[Material for this exercise]
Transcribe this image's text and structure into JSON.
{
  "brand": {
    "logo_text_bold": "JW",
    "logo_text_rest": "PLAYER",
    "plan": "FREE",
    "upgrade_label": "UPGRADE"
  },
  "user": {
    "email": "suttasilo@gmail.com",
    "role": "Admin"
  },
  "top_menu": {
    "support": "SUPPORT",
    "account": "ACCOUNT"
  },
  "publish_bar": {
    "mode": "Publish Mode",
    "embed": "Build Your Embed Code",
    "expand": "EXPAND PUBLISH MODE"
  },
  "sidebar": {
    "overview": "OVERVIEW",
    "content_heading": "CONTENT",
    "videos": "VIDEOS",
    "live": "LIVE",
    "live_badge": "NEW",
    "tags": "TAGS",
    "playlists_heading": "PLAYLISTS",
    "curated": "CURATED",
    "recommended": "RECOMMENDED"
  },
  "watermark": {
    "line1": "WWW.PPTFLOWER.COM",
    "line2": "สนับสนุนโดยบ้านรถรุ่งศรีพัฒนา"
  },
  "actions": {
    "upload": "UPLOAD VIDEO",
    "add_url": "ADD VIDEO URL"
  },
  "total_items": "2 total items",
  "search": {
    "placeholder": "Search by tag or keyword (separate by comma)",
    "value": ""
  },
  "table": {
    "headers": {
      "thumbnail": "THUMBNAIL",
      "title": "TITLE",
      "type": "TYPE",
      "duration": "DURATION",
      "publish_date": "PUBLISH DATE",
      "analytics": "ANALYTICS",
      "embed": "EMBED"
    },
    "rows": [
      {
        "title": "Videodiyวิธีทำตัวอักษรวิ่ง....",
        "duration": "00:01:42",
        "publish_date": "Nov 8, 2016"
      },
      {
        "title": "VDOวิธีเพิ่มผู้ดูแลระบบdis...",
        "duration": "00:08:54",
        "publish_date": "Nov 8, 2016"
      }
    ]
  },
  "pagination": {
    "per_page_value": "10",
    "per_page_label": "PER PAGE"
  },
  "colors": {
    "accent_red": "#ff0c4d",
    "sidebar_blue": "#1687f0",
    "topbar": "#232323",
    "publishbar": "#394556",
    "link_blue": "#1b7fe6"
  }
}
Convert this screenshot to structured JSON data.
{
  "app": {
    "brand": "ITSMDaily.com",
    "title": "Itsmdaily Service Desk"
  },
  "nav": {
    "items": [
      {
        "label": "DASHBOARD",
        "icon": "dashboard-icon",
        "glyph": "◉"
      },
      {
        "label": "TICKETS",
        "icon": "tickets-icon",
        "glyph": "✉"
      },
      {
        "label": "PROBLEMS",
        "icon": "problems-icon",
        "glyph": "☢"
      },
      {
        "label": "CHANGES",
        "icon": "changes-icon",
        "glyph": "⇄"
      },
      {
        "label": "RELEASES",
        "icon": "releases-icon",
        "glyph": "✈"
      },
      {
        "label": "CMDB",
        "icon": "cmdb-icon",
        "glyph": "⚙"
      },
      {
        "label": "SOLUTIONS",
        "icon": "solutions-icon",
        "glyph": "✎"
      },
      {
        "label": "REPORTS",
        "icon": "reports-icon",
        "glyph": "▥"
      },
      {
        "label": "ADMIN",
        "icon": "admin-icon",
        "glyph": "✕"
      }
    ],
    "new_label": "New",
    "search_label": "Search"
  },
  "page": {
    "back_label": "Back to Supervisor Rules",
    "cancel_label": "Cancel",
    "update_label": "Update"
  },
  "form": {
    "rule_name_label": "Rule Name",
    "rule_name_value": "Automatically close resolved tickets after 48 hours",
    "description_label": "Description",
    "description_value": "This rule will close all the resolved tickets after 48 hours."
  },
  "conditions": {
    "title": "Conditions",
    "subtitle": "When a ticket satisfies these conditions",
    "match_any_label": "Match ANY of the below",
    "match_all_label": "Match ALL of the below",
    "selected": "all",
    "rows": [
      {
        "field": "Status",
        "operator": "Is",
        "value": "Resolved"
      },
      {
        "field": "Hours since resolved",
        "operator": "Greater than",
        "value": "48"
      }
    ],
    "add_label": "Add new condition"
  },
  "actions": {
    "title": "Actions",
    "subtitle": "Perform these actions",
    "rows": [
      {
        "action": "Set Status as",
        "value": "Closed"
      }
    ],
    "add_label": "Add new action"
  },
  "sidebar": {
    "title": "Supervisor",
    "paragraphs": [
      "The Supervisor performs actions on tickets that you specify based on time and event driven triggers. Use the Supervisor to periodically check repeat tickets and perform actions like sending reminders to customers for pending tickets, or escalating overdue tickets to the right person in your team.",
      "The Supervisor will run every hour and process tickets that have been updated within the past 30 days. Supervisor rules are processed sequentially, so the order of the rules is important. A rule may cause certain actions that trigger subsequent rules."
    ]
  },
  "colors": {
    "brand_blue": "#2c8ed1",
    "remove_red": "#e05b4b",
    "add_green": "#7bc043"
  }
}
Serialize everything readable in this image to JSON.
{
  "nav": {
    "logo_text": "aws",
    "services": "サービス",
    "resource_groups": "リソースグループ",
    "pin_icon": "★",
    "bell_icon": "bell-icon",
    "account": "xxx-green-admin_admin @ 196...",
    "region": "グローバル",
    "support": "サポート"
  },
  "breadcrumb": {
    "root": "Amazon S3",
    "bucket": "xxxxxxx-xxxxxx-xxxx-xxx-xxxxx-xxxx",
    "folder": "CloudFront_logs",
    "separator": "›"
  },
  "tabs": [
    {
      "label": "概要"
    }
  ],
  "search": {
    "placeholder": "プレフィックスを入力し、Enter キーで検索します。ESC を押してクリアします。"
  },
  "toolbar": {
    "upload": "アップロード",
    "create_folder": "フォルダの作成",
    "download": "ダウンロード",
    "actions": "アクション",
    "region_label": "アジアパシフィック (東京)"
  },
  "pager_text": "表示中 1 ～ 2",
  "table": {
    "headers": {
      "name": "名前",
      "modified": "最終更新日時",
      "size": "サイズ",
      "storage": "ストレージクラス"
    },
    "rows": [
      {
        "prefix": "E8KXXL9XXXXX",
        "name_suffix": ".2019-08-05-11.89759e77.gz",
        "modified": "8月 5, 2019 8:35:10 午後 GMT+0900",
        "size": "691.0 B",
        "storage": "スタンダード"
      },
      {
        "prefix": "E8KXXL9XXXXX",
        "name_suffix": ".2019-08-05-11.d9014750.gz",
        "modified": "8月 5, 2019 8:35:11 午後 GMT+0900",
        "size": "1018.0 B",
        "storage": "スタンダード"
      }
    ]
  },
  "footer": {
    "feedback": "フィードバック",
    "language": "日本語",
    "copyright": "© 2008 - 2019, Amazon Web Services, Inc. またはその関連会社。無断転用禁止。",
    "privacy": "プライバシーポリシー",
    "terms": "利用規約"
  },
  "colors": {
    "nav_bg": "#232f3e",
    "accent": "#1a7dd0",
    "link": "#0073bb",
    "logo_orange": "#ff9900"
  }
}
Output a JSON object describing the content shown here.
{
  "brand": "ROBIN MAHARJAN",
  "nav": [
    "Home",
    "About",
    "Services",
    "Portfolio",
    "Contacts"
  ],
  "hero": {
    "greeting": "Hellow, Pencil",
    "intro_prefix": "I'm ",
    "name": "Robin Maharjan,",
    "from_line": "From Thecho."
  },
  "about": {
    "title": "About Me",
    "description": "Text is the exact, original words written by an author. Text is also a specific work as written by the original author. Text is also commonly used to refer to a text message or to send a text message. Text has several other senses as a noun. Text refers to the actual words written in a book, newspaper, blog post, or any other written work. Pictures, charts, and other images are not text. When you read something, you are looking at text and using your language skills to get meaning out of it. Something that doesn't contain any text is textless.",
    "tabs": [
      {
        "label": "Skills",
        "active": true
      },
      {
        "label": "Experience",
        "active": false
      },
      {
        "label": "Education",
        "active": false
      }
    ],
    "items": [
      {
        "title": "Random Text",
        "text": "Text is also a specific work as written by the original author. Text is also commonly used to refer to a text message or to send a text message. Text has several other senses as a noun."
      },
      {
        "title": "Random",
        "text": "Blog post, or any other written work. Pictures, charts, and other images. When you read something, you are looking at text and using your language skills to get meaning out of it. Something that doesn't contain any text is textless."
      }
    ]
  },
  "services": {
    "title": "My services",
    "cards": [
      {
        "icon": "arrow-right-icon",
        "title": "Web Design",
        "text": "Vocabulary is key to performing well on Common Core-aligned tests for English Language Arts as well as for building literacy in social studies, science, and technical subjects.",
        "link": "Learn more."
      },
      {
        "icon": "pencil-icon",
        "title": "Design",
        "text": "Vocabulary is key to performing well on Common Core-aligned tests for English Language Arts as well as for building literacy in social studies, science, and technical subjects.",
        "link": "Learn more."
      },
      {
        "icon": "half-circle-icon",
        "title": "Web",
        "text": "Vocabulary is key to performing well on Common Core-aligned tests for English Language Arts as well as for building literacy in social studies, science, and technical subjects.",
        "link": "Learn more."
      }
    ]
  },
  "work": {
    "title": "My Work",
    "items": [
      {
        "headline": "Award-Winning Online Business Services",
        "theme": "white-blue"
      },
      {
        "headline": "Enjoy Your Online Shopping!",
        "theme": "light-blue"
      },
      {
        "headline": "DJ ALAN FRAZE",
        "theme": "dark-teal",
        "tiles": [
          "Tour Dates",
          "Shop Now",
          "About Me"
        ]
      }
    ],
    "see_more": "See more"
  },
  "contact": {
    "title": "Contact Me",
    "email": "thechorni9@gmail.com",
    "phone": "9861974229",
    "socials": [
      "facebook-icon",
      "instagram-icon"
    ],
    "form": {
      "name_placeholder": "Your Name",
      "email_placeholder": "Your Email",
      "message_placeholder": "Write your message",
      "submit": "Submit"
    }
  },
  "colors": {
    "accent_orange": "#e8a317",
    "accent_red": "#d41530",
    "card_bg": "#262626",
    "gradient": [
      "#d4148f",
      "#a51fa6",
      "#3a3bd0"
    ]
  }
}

[Instruction]
All lines above containing the string "images" are to be collected.

[Complete output]
    "description": "Text is the exact, original words written by an author. Text is also a specific work as written by the original author. Text is also commonly used to refer to a text message or to send a text message. Text has several other senses as a noun. Text refers to the actual words written in a book, newspaper, blog post, or any other written work. Pictures, charts, and other images are not text. When you read something, you are looking at text and using your language skills to get meaning out of it. Something that doesn't contain any text is textless.",
        "text": "Blog post, or any other written work. Pictures, charts, and other images. When you read something, you are looking at text and using your language skills to get meaning out of it. Something that doesn't contain any text is textless."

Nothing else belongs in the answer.